STATED GOAL:
Repeat every entry in the listing below, exactly.

[Figure collection entries]

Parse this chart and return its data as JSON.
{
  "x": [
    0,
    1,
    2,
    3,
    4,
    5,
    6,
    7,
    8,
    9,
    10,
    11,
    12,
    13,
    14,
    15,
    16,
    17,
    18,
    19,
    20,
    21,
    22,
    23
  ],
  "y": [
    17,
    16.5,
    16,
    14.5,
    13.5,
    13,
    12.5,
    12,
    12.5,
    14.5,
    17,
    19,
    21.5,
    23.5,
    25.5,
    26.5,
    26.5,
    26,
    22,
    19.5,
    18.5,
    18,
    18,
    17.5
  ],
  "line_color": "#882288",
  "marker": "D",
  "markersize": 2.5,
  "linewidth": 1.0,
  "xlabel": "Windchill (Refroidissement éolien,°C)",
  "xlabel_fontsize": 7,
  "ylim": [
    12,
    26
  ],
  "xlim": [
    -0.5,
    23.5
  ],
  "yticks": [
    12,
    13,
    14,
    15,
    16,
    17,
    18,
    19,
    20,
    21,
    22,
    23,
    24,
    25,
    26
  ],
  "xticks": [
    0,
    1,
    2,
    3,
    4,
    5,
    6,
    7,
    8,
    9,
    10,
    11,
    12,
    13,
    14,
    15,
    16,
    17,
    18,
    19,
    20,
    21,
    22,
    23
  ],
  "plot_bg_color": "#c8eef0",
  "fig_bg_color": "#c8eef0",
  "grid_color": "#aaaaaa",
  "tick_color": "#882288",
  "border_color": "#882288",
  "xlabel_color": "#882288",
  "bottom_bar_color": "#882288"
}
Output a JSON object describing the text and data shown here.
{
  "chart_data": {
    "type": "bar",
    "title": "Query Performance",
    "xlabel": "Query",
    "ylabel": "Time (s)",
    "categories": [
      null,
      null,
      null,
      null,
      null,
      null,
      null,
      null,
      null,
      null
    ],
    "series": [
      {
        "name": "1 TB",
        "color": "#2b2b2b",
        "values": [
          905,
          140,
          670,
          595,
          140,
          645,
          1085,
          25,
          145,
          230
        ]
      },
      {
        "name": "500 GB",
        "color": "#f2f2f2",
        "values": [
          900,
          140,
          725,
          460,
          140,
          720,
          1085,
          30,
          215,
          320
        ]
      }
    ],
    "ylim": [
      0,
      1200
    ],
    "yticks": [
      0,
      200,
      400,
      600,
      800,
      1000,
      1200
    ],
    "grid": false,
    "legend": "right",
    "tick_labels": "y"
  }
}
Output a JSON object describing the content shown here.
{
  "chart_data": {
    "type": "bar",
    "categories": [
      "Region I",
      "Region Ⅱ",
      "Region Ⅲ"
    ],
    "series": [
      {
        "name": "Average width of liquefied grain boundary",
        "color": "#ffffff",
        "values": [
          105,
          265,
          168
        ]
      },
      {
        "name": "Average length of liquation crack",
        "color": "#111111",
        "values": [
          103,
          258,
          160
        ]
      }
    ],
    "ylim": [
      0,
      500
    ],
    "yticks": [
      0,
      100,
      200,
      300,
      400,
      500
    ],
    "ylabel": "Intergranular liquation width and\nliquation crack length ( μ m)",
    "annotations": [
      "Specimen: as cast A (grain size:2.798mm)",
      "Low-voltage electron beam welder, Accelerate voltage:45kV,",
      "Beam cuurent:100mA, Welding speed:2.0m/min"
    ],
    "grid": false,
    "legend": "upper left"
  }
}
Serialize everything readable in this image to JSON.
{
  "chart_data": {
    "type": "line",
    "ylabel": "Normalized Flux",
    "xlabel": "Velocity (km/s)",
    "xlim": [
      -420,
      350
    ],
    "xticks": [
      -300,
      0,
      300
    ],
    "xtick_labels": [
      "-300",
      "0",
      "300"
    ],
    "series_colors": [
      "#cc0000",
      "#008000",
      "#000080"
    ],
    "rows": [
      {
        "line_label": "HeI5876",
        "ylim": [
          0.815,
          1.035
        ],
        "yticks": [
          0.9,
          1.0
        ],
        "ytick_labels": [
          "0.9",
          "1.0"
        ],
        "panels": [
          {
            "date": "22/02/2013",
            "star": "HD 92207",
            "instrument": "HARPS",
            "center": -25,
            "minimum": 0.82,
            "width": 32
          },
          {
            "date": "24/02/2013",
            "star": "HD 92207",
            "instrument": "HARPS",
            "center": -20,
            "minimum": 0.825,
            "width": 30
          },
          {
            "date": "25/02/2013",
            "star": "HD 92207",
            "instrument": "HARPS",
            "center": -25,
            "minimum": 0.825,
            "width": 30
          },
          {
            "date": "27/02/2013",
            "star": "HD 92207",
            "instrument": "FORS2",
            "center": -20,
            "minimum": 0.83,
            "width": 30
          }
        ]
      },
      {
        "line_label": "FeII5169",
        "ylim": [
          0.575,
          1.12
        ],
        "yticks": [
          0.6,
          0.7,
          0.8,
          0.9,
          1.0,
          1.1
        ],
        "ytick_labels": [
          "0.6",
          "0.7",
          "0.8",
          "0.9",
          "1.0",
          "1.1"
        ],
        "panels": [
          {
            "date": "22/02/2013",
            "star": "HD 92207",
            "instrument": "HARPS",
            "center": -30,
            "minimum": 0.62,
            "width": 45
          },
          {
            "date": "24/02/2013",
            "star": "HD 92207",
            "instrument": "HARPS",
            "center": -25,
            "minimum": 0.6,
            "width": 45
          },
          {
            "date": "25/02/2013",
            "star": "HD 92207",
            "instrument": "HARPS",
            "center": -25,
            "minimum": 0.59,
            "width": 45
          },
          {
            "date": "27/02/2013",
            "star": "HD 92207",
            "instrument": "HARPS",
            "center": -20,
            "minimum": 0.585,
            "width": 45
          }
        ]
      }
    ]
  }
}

TASK RESPONSE:
Parse this chart and return its data as JSON.
{
  "x": [
    0,
    1,
    2,
    3,
    4,
    5,
    6,
    7,
    8,
    9,
    10,
    11,
    12,
    13,
    14,
    15,
    16,
    17,
    18,
    19,
    20,
    21,
    22,
    23
  ],
  "y": [
    17,
    16.5,
    16,
    14.5,
    13.5,
    13,
    12.5,
    12,
    12.5,
    14.5,
    17,
    19,
    21.5,
    23.5,
    25.5,
    26.5,
    26.5,
    26,
    22,
    19.5,
    18.5,
    18,
    18,
    17.5
  ],
  "line_color": "#882288",
  "marker": "D",
  "markersize": 2.5,
  "linewidth": 1.0,
  "xlabel": "Windchill (Refroidissement éolien,°C)",
  "xlabel_fontsize": 7,
  "ylim": [
    12,
    26
  ],
  "xlim": [
    -0.5,
    23.5
  ],
  "yticks": [
    12,
    13,
    14,
    15,
    16,
    17,
    18,
    19,
    20,
    21,
    22,
    23,
    24,
    25,
    26
  ],
  "xticks": [
    0,
    1,
    2,
    3,
    4,
    5,
    6,
    7,
    8,
    9,
    10,
    11,
    12,
    13,
    14,
    15,
    16,
    17,
    18,
    19,
    20,
    21,
    22,
    23
  ],
  "plot_bg_color": "#c8eef0",
  "fig_bg_color": "#c8eef0",
  "grid_color": "#aaaaaa",
  "tick_color": "#882288",
  "border_color": "#882288",
  "xlabel_color": "#882288",
  "bottom_bar_color": "#882288"
}
Output a JSON object describing the text and data shown here.
{
  "chart_data": {
    "type": "bar",
    "title": "Query Performance",
    "xlabel": "Query",
    "ylabel": "Time (s)",
    "categories": [
      null,
      null,
      null,
      null,
      null,
      null,
      null,
      null,
      null,
      null
    ],
    "series": [
      {
        "name": "1 TB",
        "color": "#2b2b2b",
        "values": [
          905,
          140,
          670,
          595,
          140,
          645,
          1085,
          25,
          145,
          230
        ]
      },
      {
        "name": "500 GB",
        "color": "#f2f2f2",
        "values": [
          900,
          140,
          725,
          460,
          140,
          720,
          1085,
          30,
          215,
          320
        ]
      }
    ],
    "ylim": [
      0,
      1200
    ],
    "yticks": [
      0,
      200,
      400,
      600,
      800,
      1000,
      1200
    ],
    "grid": false,
    "legend": "right",
    "tick_labels": "y"
  }
}
Output a JSON object describing the content shown here.
{
  "chart_data": {
    "type": "bar",
    "categories": [
      "Region I",
      "Region Ⅱ",
      "Region Ⅲ"
    ],
    "series": [
      {
        "name": "Average width of liquefied grain boundary",
        "color": "#ffffff",
        "values": [
          105,
          265,
          168
        ]
      },
      {
        "name": "Average length of liquation crack",
        "color": "#111111",
        "values": [
          103,
          258,
          160
        ]
      }
    ],
    "ylim": [
      0,
      500
    ],
    "yticks": [
      0,
      100,
      200,
      300,
      400,
      500
    ],
    "ylabel": "Intergranular liquation width and\nliquation crack length ( μ m)",
    "annotations": [
      "Specimen: as cast A (grain size:2.798mm)",
      "Low-voltage electron beam welder, Accelerate voltage:45kV,",
      "Beam cuurent:100mA, Welding speed:2.0m/min"
    ],
    "grid": false,
    "legend": "upper left"
  }
}
Serialize everything readable in this image to JSON.
{
  "chart_data": {
    "type": "line",
    "ylabel": "Normalized Flux",
    "xlabel": "Velocity (km/s)",
    "xlim": [
      -420,
      350
    ],
    "xticks": [
      -300,
      0,
      300
    ],
    "xtick_labels": [
      "-300",
      "0",
      "300"
    ],
    "series_colors": [
      "#cc0000",
      "#008000",
      "#000080"
    ],
    "rows": [
      {
        "line_label": "HeI5876",
        "ylim": [
          0.815,
          1.035
        ],
        "yticks": [
          0.9,
          1.0
        ],
        "ytick_labels": [
          "0.9",
          "1.0"
        ],
        "panels": [
          {
            "date": "22/02/2013",
            "star": "HD 92207",
            "instrument": "HARPS",
            "center": -25,
            "minimum": 0.82,
            "width": 32
          },
          {
            "date": "24/02/2013",
            "star": "HD 92207",
            "instrument": "HARPS",
            "center": -20,
            "minimum": 0.825,
            "width": 30
          },
          {
            "date": "25/02/2013",
            "star": "HD 92207",
            "instrument": "HARPS",
            "center": -25,
            "minimum": 0.825,
            "width": 30
          },
          {
            "date": "27/02/2013",
            "star": "HD 92207",
            "instrument": "FORS2",
            "center": -20,
            "minimum": 0.83,
            "width": 30
          }
        ]
      },
      {
        "line_label": "FeII5169",
        "ylim": [
          0.575,
          1.12
        ],
        "yticks": [
          0.6,
          0.7,
          0.8,
          0.9,
          1.0,
          1.1
        ],
        "ytick_labels": [
          "0.6",
          "0.7",
          "0.8",
          "0.9",
          "1.0",
          "1.1"
        ],
        "panels": [
          {
            "date": "22/02/2013",
            "star": "HD 92207",
            "instrument": "HARPS",
            "center": -30,
            "minimum": 0.62,
            "width": 45
          },
          {
            "date": "24/02/2013",
            "star": "HD 92207",
            "instrument": "HARPS",
            "center": -25,
            "minimum": 0.6,
            "width": 45
          },
          {
            "date": "25/02/2013",
            "star": "HD 92207",
            "instrument": "HARPS",
            "center": -25,
            "minimum": 0.59,
            "width": 45
          },
          {
            "date": "27/02/2013",
            "star": "HD 92207",
            "instrument": "HARPS",
            "center": -20,
            "minimum": 0.585,
            "width": 45
          }
        ]
      }
    ]
  }
}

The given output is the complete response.